■ Extract provided:
************

The conventions may be executed on source code or intermediate code. Source code may refer to code written by a developer, while intermediate code may be source code that has been compiled. Intermediate code may be further compiled at runtime into machine code that is executable. Intermediate code may include mappings or other metadata that relate back to names used in the source code.

When conventions are executed against intermediate code, the conventions may use various syntactic or semantic information. The additional information may be embedded in the intermediate code or contained in a separate location or file.

In some embodiments, the conventions may create a new database based on classes or other memory objects defined in source code. Such embodiments may infer database tables from the memory objects and create those tables. The database may be accessed through the source code or through another application that performs queries against the database.

In some embodiments, the conventions may evaluate an existing database and create a mapping from the existing database schema to memory objects defined in the source code. In some embodiments, the first time an application may be compiled may generate a new database and subsequent modifications and compilations may update the mapping.

The system of embodiment 100 is illustrated as being contained in a single device 102. The device 102 may have a hardware platform 104 and software components 106. The device 102 may represent a developer's workstation where the developer may create, compile, test, and edit code on a single device. Other embodiments may deploy one or more components on different hardware platforms.

The device 102 may represent a user workstation or other powerful, dedicated computer system that may be used to develop and test code. In some embodiments, however, the device 102 may be any type of computing device, such as a personal computer, game console, cellular telephone, netbook computer, or other computing device.

************

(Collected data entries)
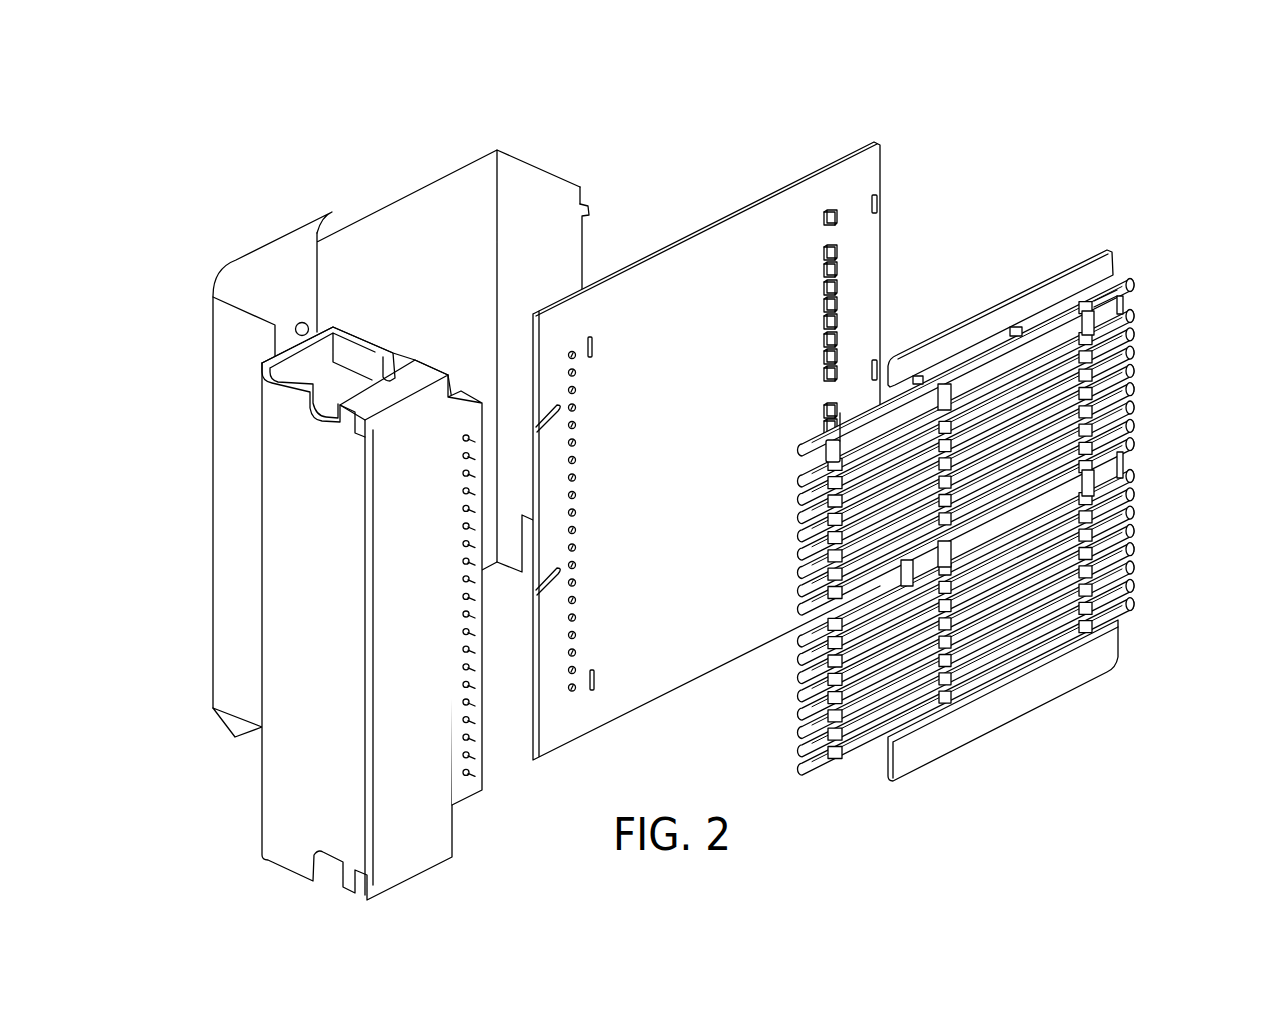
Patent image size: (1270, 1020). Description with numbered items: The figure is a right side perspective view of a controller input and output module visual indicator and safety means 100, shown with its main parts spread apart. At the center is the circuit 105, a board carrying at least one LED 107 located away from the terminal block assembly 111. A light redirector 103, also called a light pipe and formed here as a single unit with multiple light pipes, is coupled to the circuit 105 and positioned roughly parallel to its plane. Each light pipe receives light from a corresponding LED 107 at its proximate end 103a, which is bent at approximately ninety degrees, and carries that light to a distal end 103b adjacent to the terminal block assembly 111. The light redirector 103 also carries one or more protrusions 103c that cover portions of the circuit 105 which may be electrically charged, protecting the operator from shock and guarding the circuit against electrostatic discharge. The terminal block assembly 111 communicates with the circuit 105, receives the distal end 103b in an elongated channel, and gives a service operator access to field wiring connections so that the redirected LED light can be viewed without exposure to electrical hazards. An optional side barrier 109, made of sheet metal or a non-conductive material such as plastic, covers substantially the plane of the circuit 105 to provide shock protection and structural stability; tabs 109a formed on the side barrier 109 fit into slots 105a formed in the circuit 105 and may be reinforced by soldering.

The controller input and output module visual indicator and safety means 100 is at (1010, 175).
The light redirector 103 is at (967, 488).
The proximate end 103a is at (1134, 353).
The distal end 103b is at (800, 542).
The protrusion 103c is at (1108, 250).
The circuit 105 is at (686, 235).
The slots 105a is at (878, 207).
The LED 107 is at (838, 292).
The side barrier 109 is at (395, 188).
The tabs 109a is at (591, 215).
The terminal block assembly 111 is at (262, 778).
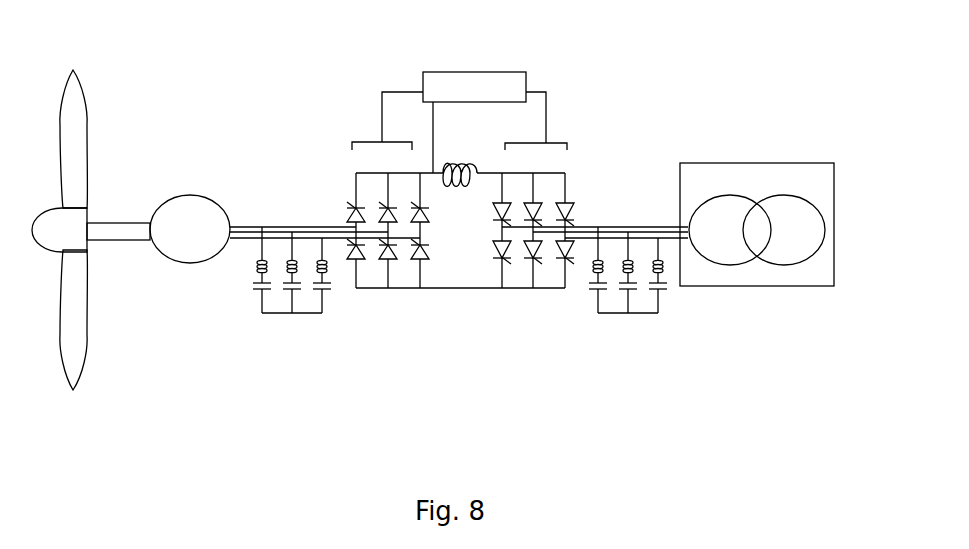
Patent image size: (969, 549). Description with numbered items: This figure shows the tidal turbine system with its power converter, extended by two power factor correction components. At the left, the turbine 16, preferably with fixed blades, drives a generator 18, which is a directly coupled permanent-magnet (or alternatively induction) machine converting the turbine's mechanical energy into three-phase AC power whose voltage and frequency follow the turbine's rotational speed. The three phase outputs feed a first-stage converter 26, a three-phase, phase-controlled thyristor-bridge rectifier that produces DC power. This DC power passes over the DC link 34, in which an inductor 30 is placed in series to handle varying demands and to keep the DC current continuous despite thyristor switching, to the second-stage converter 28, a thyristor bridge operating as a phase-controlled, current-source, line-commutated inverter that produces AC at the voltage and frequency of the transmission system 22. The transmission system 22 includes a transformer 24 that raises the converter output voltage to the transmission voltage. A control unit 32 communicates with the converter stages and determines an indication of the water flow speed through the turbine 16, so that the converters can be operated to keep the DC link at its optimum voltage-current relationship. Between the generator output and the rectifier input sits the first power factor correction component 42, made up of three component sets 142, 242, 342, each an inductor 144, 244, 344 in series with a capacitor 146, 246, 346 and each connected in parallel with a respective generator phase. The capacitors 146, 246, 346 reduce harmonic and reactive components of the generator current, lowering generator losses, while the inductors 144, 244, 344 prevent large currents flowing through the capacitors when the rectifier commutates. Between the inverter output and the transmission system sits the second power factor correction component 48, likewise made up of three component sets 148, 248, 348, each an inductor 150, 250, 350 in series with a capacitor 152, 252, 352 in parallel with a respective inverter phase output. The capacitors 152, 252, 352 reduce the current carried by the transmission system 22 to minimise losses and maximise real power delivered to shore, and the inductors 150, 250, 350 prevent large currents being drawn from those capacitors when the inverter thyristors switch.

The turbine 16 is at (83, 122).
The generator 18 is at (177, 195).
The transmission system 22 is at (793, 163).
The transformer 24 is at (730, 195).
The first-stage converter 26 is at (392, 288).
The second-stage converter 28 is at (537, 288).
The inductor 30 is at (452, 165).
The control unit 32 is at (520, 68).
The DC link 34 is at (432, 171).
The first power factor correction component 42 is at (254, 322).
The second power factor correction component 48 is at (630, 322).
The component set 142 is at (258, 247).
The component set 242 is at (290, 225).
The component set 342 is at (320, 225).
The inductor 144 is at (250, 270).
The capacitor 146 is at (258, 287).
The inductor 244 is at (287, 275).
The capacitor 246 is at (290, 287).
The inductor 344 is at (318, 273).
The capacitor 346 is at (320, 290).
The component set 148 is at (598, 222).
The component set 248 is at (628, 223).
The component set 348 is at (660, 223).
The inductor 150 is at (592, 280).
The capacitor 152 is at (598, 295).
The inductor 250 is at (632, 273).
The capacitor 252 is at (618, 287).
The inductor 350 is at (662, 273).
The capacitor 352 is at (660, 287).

************

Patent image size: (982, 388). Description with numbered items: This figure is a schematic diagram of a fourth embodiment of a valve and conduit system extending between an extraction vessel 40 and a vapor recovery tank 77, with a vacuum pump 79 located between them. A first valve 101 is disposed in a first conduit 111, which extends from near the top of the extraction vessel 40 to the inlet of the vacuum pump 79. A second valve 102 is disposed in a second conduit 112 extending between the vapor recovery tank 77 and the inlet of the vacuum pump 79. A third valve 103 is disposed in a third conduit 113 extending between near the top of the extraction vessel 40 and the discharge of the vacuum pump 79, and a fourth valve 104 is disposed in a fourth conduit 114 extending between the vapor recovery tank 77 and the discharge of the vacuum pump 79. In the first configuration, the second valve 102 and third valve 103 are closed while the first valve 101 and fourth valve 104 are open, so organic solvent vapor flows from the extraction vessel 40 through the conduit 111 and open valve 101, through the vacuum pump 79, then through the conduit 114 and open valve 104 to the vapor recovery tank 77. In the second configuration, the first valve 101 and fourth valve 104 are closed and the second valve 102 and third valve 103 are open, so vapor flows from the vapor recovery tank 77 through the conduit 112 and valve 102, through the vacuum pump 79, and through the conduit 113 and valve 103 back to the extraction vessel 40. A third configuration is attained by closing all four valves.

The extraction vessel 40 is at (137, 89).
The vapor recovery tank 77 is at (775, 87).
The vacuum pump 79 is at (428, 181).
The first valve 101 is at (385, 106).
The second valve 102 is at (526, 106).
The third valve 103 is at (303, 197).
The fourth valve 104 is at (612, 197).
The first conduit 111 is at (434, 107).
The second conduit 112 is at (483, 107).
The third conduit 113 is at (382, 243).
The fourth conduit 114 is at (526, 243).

************

■ To be done:
Retype the passage on code conventions and databases word for word, starting at "When conventions are" and ending at "location or file.".

■ Output of the task:
When conventions are executed against intermediate code, the conventions may use various syntactic or semantic information. The additional information may be embedded in the intermediate code or contained in a separate location or file.